#### [Task description]
Set down, word for word, everything in the oxygen isotope abstract from "Thursday, August 9, 2001." down to "prairie in Oklahoma.".

PARENT SESSION
Poster Session #42: Carbon Storage.
Thursday, August 9, 2001. Presentation from 3:30 PM to 5:00 PM. Exhibition Hall

Simulating 18O of water and carbon dioxide at a tallgrass prairie in Oklahoma.

Riley, W.¹, Still, C.², Helliker, B.³, Ribas-Carbo, M.⁴, Burba, G.⁵, Verma, S.⁵, Torn, M.¹, Berry, J.⁴, ^{1 2 3 4 5}

ABSTRACT- The oxygen isotope composition (18O) of atmospheric CO2 is influenced by the 18O of various water pools that exchange oxygen with CO2. The most important of these pools, leaf and soil water, interact with photosynthetic and respiratory fluxes. We have developed a simulation framework that couples a soil transport model with a land surface model, and compared simulation results with isotopic measurements of water and CO2 gathered at a tallgrass prairie site in DOE's ARM Southern Great Plains region. Simulated soil moisture, temperature, and isotopic composition of plant and soil water compare well with measurements. Air samples collected on the night of May 9 show a depletion of 10‰ in the 18O of ecosystem (soil and plant) respiration over a 6-hour period. This pattern might be driven by a trend in the 18O of either plant or soil respiration or the relative contribution of these sources to the total flux. The model predictions of the 18O of soil-respired CO2 show variations of ~1-2‰ over this period and fairly constant flux partitioning, suggesting that the trend in isotopic composition of leaf-respired CO2 is due to replenishment of leaf water (which ends the day isotopically enriched by evaporation) with the source soil water.

KEY WORDS: modeling soil 18O

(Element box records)

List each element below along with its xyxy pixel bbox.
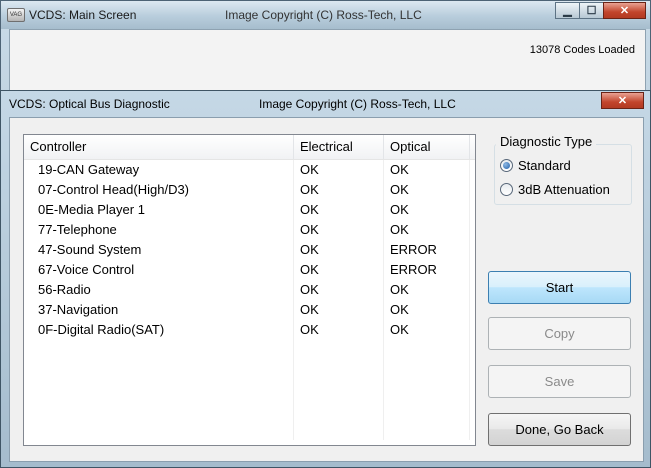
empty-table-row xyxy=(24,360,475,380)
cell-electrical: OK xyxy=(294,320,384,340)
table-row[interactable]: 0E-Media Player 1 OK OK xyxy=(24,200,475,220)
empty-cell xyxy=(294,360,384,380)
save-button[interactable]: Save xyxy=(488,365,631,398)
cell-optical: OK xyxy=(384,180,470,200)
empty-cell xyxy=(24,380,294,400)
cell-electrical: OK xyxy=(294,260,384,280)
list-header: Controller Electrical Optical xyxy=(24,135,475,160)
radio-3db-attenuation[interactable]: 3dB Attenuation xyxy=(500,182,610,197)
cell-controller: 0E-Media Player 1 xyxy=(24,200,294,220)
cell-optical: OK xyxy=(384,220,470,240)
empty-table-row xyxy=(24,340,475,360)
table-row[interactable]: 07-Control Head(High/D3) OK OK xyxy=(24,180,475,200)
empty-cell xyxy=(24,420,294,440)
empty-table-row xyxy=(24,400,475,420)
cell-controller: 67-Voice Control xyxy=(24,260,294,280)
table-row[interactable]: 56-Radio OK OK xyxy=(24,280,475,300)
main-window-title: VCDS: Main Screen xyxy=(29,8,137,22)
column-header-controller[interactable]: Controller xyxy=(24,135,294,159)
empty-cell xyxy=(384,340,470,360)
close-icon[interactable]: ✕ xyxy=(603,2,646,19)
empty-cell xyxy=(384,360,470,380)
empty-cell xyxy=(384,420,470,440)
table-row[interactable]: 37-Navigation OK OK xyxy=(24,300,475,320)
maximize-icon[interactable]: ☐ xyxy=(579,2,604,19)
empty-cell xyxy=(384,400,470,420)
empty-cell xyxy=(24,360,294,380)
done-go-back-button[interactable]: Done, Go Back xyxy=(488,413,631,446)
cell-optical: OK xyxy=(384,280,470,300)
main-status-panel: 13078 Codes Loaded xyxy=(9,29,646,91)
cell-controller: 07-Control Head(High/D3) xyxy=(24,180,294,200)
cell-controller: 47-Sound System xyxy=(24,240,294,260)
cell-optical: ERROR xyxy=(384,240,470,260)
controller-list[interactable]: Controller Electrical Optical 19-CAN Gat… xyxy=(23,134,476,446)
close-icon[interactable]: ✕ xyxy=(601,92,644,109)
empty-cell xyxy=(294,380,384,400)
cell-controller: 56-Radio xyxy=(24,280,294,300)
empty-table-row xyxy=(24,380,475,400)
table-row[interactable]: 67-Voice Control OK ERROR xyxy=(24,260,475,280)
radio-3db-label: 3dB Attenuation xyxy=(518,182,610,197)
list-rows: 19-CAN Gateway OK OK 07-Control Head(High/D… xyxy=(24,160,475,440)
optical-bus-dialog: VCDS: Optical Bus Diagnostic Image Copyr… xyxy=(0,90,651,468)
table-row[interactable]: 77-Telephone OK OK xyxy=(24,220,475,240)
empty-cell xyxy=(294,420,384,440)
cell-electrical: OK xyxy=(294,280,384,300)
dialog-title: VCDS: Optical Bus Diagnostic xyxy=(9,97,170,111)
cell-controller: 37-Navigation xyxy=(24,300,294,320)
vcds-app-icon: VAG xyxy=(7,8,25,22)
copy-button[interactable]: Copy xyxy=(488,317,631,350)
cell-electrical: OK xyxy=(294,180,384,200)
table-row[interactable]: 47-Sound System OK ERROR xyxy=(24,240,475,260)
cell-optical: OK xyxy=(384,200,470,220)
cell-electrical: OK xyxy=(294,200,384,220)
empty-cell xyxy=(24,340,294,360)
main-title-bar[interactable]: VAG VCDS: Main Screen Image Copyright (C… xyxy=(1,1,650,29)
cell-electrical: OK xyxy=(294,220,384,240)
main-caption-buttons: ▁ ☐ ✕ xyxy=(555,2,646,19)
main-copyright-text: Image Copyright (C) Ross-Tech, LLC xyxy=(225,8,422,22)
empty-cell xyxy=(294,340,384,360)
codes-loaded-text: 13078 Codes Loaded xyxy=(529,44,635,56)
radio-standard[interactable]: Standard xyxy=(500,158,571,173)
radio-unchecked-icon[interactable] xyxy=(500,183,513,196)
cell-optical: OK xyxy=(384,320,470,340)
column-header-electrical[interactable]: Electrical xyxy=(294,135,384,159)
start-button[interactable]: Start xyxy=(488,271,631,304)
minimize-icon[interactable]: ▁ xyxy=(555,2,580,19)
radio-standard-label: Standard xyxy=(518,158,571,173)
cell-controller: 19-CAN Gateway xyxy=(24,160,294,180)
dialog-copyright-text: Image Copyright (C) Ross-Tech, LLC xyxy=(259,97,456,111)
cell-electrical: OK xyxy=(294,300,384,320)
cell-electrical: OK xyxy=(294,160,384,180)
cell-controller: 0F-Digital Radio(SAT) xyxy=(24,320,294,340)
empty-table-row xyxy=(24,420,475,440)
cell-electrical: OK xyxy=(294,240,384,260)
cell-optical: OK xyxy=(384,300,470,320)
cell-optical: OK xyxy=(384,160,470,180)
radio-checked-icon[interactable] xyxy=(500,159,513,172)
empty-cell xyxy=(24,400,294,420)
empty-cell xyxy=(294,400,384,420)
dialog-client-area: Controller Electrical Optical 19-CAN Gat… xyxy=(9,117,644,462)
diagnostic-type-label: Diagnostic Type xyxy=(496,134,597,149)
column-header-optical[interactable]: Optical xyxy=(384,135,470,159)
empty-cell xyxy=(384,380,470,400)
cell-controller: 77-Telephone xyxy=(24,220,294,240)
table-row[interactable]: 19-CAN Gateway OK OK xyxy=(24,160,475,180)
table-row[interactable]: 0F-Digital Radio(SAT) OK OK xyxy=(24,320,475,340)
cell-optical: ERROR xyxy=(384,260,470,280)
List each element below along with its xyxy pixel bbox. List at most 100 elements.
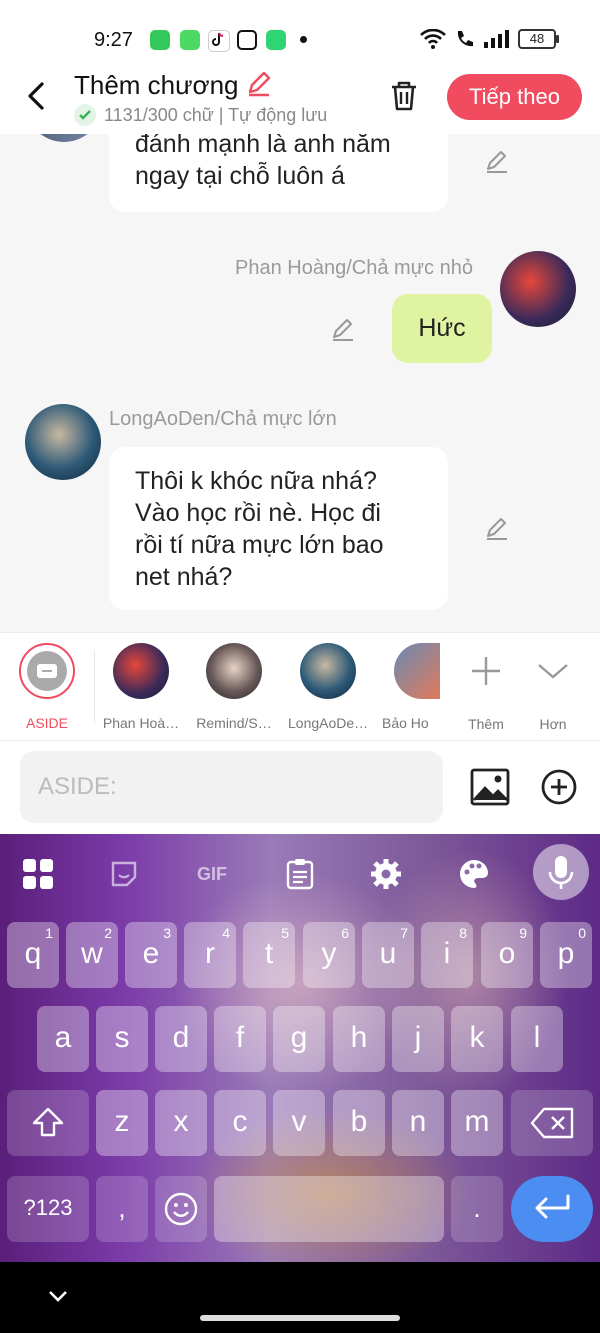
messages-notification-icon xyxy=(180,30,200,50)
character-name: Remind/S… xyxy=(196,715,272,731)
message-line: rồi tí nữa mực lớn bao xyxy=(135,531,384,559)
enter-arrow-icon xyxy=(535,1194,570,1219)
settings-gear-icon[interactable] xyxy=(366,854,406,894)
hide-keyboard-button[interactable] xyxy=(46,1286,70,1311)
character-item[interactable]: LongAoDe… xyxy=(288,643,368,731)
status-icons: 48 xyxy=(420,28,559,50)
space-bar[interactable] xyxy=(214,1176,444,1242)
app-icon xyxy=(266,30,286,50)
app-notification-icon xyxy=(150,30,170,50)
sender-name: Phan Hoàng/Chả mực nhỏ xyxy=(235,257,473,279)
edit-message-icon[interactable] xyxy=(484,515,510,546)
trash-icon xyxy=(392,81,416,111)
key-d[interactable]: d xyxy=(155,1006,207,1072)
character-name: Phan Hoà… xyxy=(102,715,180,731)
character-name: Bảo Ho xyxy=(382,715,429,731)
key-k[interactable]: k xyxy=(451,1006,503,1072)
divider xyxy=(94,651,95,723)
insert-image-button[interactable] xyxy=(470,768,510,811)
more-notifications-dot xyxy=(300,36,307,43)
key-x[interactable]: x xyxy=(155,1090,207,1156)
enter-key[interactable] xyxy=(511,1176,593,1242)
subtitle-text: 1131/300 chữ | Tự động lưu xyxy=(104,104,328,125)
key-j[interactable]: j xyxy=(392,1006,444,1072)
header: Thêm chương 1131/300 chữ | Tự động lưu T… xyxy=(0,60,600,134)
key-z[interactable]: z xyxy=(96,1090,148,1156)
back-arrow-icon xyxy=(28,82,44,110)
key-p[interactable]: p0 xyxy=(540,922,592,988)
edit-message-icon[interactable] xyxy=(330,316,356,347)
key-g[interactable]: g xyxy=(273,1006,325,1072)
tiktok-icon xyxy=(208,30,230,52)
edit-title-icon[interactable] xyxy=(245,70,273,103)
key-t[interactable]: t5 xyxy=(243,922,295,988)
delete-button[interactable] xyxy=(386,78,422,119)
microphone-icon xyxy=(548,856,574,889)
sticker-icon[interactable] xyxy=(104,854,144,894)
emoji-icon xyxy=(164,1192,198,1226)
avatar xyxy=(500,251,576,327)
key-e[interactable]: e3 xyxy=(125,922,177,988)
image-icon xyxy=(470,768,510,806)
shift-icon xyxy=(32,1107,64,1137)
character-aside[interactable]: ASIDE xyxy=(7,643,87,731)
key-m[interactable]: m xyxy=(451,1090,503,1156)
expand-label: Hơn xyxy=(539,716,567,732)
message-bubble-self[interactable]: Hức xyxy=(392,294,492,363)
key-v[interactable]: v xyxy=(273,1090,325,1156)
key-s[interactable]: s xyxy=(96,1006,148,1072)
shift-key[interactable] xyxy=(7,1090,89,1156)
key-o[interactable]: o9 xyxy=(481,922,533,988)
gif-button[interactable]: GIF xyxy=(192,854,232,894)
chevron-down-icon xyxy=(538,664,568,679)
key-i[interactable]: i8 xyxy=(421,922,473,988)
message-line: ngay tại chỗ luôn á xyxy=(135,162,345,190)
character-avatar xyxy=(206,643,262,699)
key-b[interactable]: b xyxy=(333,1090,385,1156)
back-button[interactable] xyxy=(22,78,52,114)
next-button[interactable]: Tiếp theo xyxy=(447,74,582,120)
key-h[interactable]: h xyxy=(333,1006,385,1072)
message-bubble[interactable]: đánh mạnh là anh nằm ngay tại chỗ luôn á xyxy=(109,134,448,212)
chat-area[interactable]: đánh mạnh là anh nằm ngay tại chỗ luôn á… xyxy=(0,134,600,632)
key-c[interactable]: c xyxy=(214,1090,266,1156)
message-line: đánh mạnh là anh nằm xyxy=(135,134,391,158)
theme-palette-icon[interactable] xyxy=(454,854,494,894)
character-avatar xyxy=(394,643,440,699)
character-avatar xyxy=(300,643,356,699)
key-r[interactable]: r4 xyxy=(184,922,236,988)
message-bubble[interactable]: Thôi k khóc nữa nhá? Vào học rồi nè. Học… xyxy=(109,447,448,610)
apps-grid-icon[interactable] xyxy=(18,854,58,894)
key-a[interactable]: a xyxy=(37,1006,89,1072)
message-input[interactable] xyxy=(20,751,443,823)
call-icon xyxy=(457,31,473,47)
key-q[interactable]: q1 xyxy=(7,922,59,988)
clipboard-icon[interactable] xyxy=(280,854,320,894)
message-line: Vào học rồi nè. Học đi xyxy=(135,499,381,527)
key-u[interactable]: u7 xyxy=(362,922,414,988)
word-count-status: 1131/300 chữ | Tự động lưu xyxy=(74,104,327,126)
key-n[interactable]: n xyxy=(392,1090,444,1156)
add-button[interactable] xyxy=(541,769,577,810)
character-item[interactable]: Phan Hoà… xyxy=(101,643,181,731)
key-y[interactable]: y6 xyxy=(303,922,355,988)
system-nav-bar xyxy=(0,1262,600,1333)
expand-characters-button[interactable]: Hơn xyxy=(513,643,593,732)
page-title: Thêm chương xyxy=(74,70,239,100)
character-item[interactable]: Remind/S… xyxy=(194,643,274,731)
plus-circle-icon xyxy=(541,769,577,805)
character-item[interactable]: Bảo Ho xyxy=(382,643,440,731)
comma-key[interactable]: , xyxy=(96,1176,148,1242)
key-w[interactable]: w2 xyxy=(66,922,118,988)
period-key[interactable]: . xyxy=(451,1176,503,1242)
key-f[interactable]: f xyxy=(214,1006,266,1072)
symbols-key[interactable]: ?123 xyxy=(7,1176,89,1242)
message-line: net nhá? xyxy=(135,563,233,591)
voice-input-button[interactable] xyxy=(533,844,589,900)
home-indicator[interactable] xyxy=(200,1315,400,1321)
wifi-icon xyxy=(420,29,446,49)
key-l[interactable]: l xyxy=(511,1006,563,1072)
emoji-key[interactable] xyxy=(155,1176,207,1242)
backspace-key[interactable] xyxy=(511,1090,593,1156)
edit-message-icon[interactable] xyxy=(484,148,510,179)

#### [Output for this exercise]
Thursday, August 9, 2001. Presentation from 3:30 PM to 5:00 PM. Exhibition Hall

Simulating 18O of water and carbon dioxide at a tallgrass prairie in Oklahoma.